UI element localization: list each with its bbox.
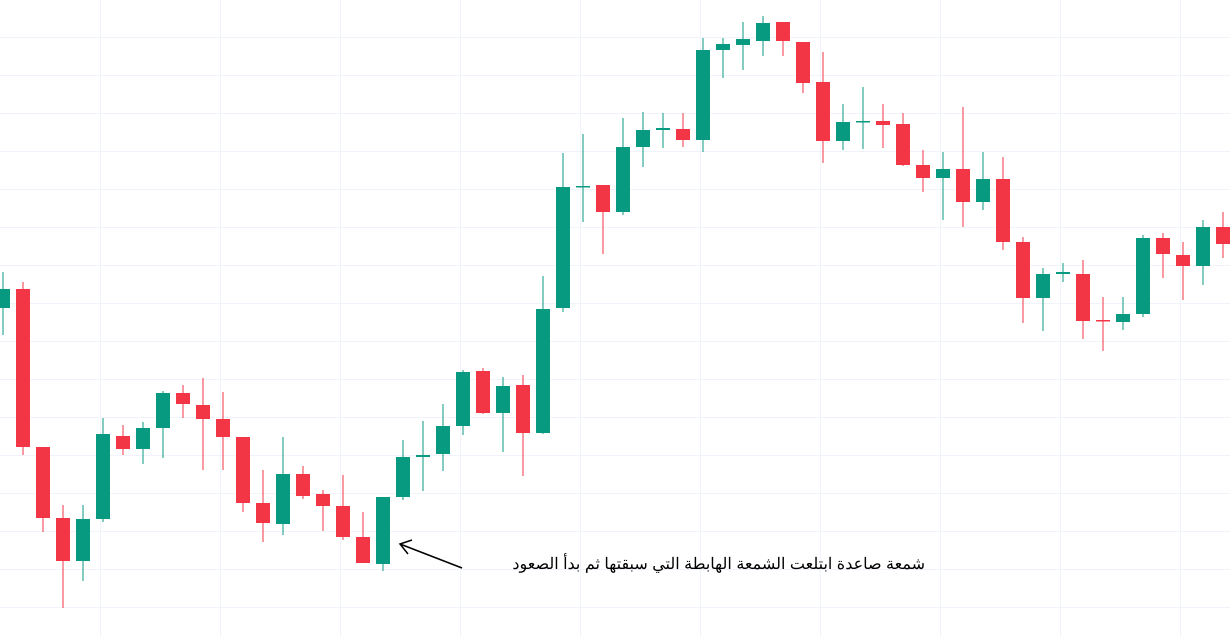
candle-body: [0, 289, 10, 308]
candle-body: [116, 436, 130, 449]
candle-body: [576, 186, 590, 188]
candle-body: [736, 39, 750, 45]
candle-body: [896, 124, 910, 165]
candle-body: [676, 129, 690, 140]
annotation-arrow: [398, 539, 463, 569]
annotation: شمعة صاعدة ابتلعت الشمعة الهابطة التي سب…: [512, 553, 925, 573]
candle-body: [716, 44, 730, 50]
candle-body: [596, 185, 610, 212]
candle-body: [936, 169, 950, 178]
candle-body: [456, 372, 470, 426]
candle-body: [636, 130, 650, 147]
candle-body: [1136, 238, 1150, 314]
candle-body: [836, 122, 850, 141]
candle-body: [656, 128, 670, 130]
candle-body: [756, 23, 770, 41]
candle-body: [436, 426, 450, 454]
candle-body: [196, 405, 210, 419]
candle-body: [776, 22, 790, 41]
candle-body: [56, 518, 70, 561]
candle-body: [1016, 242, 1030, 298]
candle-body: [856, 121, 870, 123]
candle-body: [1196, 227, 1210, 266]
candle-body: [556, 187, 570, 308]
candle-body: [76, 519, 90, 561]
candle-body: [96, 434, 110, 519]
candle-body: [36, 447, 50, 518]
candles: [0, 16, 1230, 608]
candle-body: [696, 50, 710, 140]
candle-body: [156, 393, 170, 428]
candle-body: [1176, 255, 1190, 266]
candle-body: [16, 289, 30, 447]
candle-body: [1216, 227, 1230, 244]
candle-body: [316, 494, 330, 506]
candle-body: [496, 386, 510, 413]
candle-body: [336, 506, 350, 537]
candle-body: [476, 371, 490, 413]
candle-body: [536, 309, 550, 433]
candle-body: [876, 121, 890, 125]
candle-body: [816, 82, 830, 141]
candle-body: [1076, 274, 1090, 321]
candle-body: [1036, 274, 1050, 298]
candle-body: [216, 419, 230, 437]
candle-body: [916, 165, 930, 178]
candle-body: [616, 147, 630, 212]
candle-body: [1156, 238, 1170, 254]
candle-body: [1116, 314, 1130, 322]
candle-body: [236, 437, 250, 503]
candle-body: [996, 179, 1010, 242]
candle-body: [796, 42, 810, 83]
candle-body: [256, 503, 270, 523]
candle-body: [1056, 272, 1070, 274]
candle-body: [976, 179, 990, 202]
candle-body: [1096, 320, 1110, 322]
candle-body: [396, 457, 410, 497]
candle-body: [136, 428, 150, 449]
candle-body: [516, 385, 530, 433]
candle-body: [376, 497, 390, 564]
candle-body: [296, 474, 310, 496]
candle-body: [276, 474, 290, 524]
candle-body: [956, 169, 970, 202]
candle-body: [356, 537, 370, 563]
candle-body: [176, 393, 190, 404]
candle-body: [416, 455, 430, 457]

···

Format as a JSON list of strings, one per line with blank lines left out, the lines starting with the one containing "candle-body: [0, 289, 10, 308]" and going on through the one containing "candle-body: [316, 494, 330, 506]".

[
  "candle-body: [0, 289, 10, 308]",
  "candle-body: [116, 436, 130, 449]",
  "candle-body: [576, 186, 590, 188]",
  "candle-body: [736, 39, 750, 45]",
  "candle-body: [896, 124, 910, 165]",
  "candle-body: [676, 129, 690, 140]",
  "annotation-arrow: [398, 539, 463, 569]",
  "annotation: شمعة صاعدة ابتلعت الشمعة الهابطة التي سب…: [512, 553, 925, 573]",
  "candle-body: [716, 44, 730, 50]",
  "candle-body: [596, 185, 610, 212]",
  "candle-body: [936, 169, 950, 178]",
  "candle-body: [456, 372, 470, 426]",
  "candle-body: [636, 130, 650, 147]",
  "candle-body: [1136, 238, 1150, 314]",
  "candle-body: [836, 122, 850, 141]",
  "candle-body: [656, 128, 670, 130]",
  "candle-body: [756, 23, 770, 41]",
  "candle-body: [436, 426, 450, 454]",
  "candle-body: [196, 405, 210, 419]",
  "candle-body: [776, 22, 790, 41]",
  "candle-body: [56, 518, 70, 561]",
  "candle-body: [1016, 242, 1030, 298]",
  "candle-body: [856, 121, 870, 123]",
  "candle-body: [1196, 227, 1210, 266]",
  "candle-body: [556, 187, 570, 308]",
  "candle-body: [76, 519, 90, 561]",
  "candle-body: [96, 434, 110, 519]",
  "candle-body: [36, 447, 50, 518]",
  "candles: [0, 16, 1230, 608]",
  "candle-body: [696, 50, 710, 140]",
  "candle-body: [156, 393, 170, 428]",
  "candle-body: [1176, 255, 1190, 266]",
  "candle-body: [16, 289, 30, 447]",
  "candle-body: [1216, 227, 1230, 244]",
  "candle-body: [316, 494, 330, 506]"
]